◆ **Excerpt**

+++

I have really enjoyed reading everyone's replies. This is a very sensitive subject for me, and I get great therapy out of digesting everyone else's feelings on the subject. I guess I'll chime in, too.
We have one lovely DD, who just turned 5. My DH is completely content with one, while I would like to have another. I don't care if the second child is biologically ours, or adopted.
DH's reasons for feeling happy with our family of three include:
1. Has has one sibling, a brother who is two years younger than he. He and his brother fought CONSTANTLY when he was growing up. They have no relationship now, to speak of. He says having a second child is no guarantee of a friend for life, and could end up being a rough ride. Why rock the boat?
2. He doesn't feel he has the energy for another. We have been building our own house (really, building it with our own hands) for over 3 years now. The house should be done by next year. It has been incredibly stressful, and he is just emotionally depleted by it.
3. He's afraid of making more parenting mistakes. He felt a lot of resentment growing up because his brother was often favored, and I think he is horrified by the thought that HE might (unwittingly) be the big, unfair ogre of a parent if there were two kids.
4. He is ready for DD to have her own room. We have been co-sleeping since day 1 with her. He knows that if we have another, there will be another kid in our bed for years to come.
5. I am the breadwinner. If we have another child (bio or adopted), I will need to take a maternity leave. I refuse to take the paltry 12 week standard leave, so we would probably take quite a financial hit for me to stay home for a while.
6. He is (like earthgirl's partner) a hardcore environmentalist, and is opposed to adding to the population problem. I put this last because I would consider an adopted child, so this reasons could be negated.
My reasons for wanting another include:
1. I was an only child growing up, and I HATED IT! We lived out in the country, with no other kids around, and I was really lonely. I remember telling myself that I would NEVER have just one child. So this idea that our DD might be our only is really hard for me to reconcile.
2. I loved pregnancy and birth. It was a totally transformative experience. I remember thinking in the weeks after our DD was born, "I could do this 5 more times!" Sometimes I have post-apocalyptic fantasies about living in a de-populated world and having a whole passle of kids! I know, it's silly, especially given DH's reason number 6, but it is part of me and I can't ignore it.
3. I have two half-sisters from my dad's second marriage. We didn't grow up together, so that's why I consider myself an only child in my childhood. But now I don't feel like an only child, because my sisters and I have developed very nice friendships since we are adults. I am hopeful that if we have a second child, our DD will get this kind of friendship. It's really great.

+++

◆ **Task requirements**
a) In the post, how long has the couple been building their own house?
b) Reproduce word for word the passage of the post starting at "4. He is ready" and ending at "years to come.".

+++

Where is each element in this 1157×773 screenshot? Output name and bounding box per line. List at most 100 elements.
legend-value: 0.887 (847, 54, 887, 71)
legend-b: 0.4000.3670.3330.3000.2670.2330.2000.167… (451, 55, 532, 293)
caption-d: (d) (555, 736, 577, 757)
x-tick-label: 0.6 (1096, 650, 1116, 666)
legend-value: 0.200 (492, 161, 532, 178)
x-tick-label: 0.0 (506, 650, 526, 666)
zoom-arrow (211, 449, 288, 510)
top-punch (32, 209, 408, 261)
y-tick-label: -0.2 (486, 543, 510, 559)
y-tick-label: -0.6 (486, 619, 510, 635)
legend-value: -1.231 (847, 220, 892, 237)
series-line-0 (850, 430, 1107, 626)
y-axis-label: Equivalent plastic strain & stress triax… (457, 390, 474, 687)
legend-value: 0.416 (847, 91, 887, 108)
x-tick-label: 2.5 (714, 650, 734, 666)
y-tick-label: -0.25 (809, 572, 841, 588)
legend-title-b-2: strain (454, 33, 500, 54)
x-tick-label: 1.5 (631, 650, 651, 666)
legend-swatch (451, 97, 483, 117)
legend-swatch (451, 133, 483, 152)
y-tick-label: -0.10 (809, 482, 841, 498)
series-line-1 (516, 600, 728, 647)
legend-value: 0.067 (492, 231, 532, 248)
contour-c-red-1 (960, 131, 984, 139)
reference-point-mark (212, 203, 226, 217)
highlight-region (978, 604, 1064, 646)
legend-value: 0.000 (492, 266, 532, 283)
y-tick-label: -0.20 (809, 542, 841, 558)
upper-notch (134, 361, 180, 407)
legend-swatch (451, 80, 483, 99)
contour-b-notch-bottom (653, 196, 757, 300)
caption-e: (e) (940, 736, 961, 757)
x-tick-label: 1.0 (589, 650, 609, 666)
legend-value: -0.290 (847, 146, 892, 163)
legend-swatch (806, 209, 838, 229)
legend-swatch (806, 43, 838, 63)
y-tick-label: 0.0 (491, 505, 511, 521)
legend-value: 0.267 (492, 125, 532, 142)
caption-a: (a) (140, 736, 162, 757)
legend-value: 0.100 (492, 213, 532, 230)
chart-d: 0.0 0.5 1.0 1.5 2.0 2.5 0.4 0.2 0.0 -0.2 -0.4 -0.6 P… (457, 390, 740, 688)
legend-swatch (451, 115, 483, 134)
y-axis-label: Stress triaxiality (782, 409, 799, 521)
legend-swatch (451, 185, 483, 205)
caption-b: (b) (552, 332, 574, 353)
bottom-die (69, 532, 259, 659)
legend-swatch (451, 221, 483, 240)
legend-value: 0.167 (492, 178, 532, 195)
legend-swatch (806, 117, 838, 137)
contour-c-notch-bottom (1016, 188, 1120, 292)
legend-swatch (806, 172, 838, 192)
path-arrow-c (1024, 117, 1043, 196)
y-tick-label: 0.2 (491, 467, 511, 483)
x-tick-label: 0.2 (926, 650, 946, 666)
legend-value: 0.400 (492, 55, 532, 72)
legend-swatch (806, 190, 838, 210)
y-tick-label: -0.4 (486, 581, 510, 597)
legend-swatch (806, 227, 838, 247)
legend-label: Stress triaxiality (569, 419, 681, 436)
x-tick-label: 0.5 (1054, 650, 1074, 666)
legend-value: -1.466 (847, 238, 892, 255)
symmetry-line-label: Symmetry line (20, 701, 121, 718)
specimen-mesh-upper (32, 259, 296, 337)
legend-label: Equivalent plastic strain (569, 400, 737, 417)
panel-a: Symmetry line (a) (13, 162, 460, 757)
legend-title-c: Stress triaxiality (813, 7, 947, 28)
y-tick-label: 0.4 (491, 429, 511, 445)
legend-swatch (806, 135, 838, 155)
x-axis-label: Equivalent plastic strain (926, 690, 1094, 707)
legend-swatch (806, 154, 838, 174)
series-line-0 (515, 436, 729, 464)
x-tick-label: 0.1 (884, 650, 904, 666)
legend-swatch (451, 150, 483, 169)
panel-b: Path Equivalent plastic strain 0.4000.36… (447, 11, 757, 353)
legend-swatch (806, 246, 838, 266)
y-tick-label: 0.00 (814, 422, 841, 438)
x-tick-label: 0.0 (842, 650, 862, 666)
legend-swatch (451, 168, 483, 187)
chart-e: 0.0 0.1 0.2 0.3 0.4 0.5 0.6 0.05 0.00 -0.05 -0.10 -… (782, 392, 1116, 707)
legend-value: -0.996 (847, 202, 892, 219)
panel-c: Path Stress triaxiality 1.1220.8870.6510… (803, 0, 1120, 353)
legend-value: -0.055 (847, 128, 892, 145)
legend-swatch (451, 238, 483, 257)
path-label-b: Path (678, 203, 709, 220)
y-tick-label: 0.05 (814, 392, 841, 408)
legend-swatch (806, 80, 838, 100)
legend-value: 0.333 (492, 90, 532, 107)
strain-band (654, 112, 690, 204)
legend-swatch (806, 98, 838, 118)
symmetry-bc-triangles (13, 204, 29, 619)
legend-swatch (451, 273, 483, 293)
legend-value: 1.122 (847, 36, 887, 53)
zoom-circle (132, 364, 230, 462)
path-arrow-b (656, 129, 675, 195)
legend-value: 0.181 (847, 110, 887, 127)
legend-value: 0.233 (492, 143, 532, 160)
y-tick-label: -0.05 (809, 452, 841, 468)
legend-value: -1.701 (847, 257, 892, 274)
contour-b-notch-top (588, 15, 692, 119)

+++

◆ **Answers per task**
a) For over three years.

b)
4. He is ready for DD to have her own room. We have been co-sleeping since day 1 with her. He knows that if we have another, there will be another kid in our bed for years to come.